### Written task
Update the lines from the one containing "panel-alma-inner-ring [228, 212, 384, 376]" through the one containing "x-axis-label-panel3: RA offset" by replacing "annotation-circle" with "annotation-ring" and changing nothing else. Return only those lines.

** BEGIN Exercise data **

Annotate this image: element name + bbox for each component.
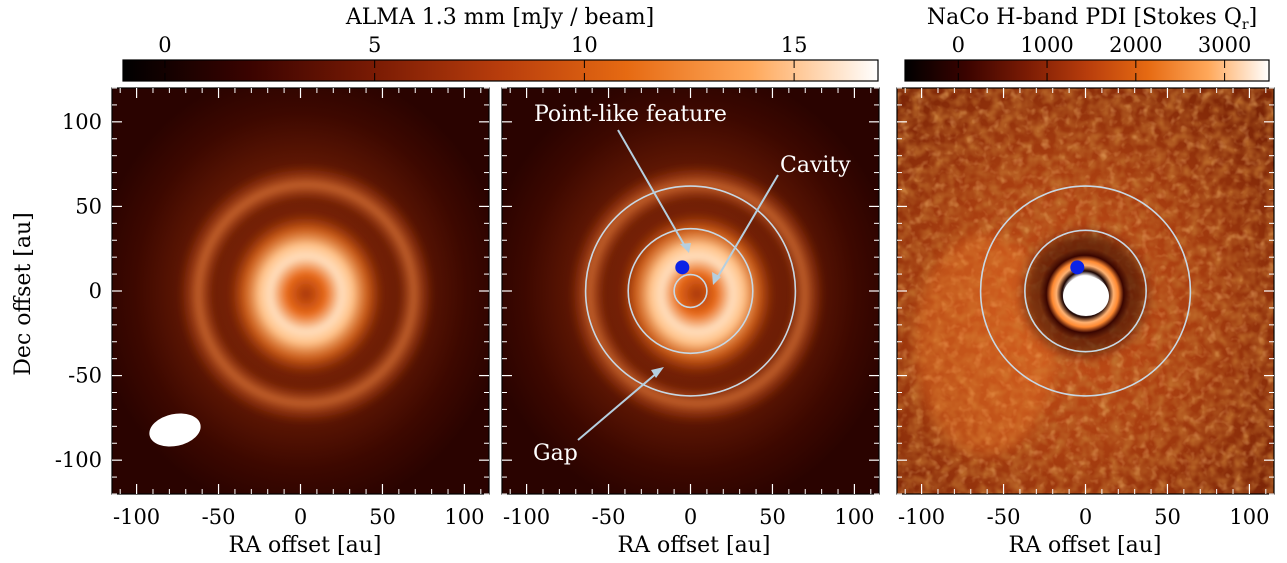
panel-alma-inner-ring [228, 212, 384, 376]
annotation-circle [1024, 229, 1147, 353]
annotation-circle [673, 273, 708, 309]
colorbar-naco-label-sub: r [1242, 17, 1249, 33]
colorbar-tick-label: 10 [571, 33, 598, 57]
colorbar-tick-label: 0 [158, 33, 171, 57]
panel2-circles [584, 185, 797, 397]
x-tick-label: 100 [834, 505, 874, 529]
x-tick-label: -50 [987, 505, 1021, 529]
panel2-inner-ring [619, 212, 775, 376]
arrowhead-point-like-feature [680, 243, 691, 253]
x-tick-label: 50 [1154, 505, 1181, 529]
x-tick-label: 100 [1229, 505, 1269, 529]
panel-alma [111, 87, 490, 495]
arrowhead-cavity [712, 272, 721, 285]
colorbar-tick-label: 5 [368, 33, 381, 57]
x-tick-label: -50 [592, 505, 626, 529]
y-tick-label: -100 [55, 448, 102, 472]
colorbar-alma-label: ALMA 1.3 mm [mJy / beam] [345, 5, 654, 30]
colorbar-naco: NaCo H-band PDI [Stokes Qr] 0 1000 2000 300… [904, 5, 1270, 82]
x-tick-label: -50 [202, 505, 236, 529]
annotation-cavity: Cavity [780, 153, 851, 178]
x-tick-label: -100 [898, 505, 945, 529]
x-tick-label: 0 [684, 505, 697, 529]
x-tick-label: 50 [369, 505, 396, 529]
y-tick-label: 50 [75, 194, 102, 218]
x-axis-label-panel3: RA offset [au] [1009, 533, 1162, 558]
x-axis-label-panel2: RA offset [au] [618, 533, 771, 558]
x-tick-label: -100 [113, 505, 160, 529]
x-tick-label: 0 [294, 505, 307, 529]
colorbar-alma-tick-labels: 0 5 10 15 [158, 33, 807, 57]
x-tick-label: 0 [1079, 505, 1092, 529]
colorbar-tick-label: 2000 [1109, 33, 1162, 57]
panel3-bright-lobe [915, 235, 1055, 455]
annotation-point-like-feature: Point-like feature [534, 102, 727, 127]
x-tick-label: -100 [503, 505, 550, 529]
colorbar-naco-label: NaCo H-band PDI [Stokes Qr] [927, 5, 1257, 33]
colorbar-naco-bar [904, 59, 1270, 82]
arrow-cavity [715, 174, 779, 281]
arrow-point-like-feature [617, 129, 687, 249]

** END Exercise data **

### Written solution
panel-alma-inner-ring [228, 212, 384, 376]
annotation-ring [1024, 229, 1147, 353]
annotation-ring [673, 273, 708, 309]
colorbar-naco-label-sub: r [1242, 17, 1249, 33]
colorbar-tick-label: 10 [571, 33, 598, 57]
colorbar-tick-label: 0 [158, 33, 171, 57]
panel2-circles [584, 185, 797, 397]
x-tick-label: 100 [834, 505, 874, 529]
x-tick-label: -50 [987, 505, 1021, 529]
panel2-inner-ring [619, 212, 775, 376]
arrowhead-point-like-feature [680, 243, 691, 253]
x-tick-label: 50 [1154, 505, 1181, 529]
x-tick-label: 100 [1229, 505, 1269, 529]
panel-alma [111, 87, 490, 495]
arrowhead-cavity [712, 272, 721, 285]
colorbar-tick-label: 5 [368, 33, 381, 57]
x-tick-label: -50 [592, 505, 626, 529]
y-tick-label: -100 [55, 448, 102, 472]
colorbar-alma-label: ALMA 1.3 mm [mJy / beam] [345, 5, 654, 30]
colorbar-naco: NaCo H-band PDI [Stokes Qr] 0 1000 2000 300… [904, 5, 1270, 82]
x-tick-label: -50 [202, 505, 236, 529]
annotation-cavity: Cavity [780, 153, 851, 178]
x-tick-label: -100 [898, 505, 945, 529]
x-tick-label: 0 [684, 505, 697, 529]
x-tick-label: 50 [369, 505, 396, 529]
y-tick-label: 50 [75, 194, 102, 218]
x-axis-label-panel3: RA offset [au] [1009, 533, 1162, 558]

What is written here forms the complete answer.